- INSTRUCTIONS TO FOLLOW -
Reproduce the listing below without any change, from its first line through the line that contains "- note-item: - prompt".

- RECORD SET -

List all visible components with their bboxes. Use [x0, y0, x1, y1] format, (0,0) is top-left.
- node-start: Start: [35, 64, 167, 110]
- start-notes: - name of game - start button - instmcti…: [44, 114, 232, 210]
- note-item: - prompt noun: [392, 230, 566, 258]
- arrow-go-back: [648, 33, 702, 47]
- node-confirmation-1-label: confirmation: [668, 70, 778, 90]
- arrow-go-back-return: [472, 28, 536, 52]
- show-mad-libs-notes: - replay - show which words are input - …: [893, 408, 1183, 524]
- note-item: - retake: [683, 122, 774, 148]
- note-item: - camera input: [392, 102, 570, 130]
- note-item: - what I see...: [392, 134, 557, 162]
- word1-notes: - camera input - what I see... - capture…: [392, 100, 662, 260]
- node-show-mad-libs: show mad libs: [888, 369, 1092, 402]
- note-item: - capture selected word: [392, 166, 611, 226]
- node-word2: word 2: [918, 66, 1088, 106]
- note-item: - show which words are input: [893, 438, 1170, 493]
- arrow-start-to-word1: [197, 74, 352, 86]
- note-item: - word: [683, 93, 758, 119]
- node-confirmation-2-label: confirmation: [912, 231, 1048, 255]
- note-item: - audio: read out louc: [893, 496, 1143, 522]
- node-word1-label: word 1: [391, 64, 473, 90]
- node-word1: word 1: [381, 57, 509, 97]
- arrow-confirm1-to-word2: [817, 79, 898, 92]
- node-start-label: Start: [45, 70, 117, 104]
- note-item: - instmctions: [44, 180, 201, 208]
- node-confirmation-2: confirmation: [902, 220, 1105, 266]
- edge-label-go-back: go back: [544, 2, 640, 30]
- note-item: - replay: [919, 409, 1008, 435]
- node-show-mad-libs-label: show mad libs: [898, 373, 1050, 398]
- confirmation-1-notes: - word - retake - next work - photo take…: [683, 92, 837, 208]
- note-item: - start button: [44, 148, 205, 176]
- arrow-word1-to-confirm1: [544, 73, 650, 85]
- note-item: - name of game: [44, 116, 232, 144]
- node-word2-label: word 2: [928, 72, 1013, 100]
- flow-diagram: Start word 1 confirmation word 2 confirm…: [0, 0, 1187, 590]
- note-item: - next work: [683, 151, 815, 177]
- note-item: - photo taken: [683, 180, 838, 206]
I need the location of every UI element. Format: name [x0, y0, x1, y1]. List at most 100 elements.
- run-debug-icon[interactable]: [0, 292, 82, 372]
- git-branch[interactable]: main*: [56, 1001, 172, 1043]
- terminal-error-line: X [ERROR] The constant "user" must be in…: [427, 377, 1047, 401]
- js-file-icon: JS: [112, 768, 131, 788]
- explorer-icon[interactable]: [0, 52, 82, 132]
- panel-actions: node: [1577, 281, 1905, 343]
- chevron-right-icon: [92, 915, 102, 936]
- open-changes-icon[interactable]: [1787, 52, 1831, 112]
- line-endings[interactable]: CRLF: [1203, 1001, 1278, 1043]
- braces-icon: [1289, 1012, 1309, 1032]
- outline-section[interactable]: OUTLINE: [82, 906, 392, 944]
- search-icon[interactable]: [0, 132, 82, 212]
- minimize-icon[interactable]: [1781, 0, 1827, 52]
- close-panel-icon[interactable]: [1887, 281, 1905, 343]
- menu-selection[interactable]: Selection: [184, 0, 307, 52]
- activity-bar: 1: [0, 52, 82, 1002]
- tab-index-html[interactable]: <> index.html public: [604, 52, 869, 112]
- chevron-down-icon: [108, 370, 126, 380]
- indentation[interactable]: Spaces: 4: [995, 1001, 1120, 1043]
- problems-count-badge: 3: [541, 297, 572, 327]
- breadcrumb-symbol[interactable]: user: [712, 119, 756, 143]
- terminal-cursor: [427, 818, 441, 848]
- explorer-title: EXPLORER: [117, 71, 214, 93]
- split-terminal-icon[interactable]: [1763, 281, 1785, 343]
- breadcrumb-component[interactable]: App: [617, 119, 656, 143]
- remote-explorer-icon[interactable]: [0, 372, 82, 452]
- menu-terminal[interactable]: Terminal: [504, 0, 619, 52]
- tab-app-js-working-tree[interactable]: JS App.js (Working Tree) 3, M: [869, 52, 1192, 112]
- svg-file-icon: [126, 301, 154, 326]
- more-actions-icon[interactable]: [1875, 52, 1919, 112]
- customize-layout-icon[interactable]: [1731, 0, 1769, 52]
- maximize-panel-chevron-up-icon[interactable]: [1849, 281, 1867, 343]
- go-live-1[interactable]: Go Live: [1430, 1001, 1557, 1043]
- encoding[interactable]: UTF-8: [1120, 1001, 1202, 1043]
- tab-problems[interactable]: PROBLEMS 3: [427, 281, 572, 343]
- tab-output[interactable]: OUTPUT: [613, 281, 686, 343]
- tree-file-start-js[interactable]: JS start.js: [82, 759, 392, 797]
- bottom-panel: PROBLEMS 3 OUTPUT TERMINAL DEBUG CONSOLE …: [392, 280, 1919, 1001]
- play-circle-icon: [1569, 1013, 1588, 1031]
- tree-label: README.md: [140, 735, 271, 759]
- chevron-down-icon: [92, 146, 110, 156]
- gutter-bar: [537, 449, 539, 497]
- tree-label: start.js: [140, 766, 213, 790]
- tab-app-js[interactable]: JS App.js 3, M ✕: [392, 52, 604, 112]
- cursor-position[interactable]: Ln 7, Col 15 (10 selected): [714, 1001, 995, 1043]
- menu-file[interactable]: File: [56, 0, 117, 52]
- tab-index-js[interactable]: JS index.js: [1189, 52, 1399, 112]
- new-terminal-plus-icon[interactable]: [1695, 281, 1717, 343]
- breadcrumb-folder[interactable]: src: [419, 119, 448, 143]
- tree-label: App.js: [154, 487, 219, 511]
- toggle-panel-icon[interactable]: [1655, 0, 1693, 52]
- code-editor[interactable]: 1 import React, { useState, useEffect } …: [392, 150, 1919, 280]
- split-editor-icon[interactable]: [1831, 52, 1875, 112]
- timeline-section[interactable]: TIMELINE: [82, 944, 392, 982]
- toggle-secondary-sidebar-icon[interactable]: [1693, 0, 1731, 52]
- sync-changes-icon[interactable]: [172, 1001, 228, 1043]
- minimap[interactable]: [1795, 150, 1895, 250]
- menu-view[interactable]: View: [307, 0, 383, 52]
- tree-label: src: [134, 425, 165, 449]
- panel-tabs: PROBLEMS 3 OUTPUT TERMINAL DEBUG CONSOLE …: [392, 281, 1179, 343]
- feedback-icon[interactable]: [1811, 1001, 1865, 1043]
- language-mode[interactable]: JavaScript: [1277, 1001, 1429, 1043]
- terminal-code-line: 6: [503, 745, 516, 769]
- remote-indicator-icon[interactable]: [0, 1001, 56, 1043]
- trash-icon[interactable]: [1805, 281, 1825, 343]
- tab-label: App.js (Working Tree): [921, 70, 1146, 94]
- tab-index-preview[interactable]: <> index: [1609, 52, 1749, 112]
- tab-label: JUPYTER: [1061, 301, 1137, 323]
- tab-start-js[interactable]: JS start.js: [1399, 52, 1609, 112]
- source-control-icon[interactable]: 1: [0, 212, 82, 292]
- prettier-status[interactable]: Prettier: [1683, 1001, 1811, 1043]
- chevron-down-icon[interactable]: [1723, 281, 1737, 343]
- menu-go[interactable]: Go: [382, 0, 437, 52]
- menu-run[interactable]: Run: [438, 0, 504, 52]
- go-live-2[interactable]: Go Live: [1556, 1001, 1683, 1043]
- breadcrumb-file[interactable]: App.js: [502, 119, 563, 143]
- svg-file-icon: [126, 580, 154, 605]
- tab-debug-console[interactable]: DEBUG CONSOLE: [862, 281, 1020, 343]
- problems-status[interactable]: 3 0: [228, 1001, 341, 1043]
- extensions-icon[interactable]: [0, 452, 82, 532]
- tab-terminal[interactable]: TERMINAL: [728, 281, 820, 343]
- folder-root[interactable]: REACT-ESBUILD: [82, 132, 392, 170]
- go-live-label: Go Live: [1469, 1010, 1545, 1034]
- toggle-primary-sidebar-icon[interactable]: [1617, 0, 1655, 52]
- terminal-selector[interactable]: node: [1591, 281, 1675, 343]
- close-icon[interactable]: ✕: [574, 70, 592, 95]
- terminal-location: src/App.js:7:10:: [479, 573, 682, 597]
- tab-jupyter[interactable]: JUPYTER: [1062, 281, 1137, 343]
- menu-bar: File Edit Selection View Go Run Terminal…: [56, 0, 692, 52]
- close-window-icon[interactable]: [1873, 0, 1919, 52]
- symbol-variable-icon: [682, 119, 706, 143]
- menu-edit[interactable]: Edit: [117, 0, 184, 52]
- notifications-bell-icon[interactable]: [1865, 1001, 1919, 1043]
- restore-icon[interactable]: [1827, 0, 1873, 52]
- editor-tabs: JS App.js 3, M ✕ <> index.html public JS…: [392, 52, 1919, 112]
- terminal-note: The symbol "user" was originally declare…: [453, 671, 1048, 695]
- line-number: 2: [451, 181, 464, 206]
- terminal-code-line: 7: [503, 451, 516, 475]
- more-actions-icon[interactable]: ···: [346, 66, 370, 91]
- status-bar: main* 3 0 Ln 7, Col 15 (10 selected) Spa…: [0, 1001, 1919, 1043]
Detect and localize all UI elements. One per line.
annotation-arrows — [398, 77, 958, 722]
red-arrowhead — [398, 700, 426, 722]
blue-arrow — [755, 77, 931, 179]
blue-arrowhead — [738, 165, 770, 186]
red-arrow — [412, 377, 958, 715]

- CORRECT RESPONSE -
List all visible components with their bboxes. Use [x0, y0, x1, y1] format, (0,0) is top-left.
- node-start: Start: [35, 64, 167, 110]
- start-notes: - name of game - start button - instmcti…: [44, 114, 232, 210]
- note-item: - prompt noun: [392, 230, 566, 258]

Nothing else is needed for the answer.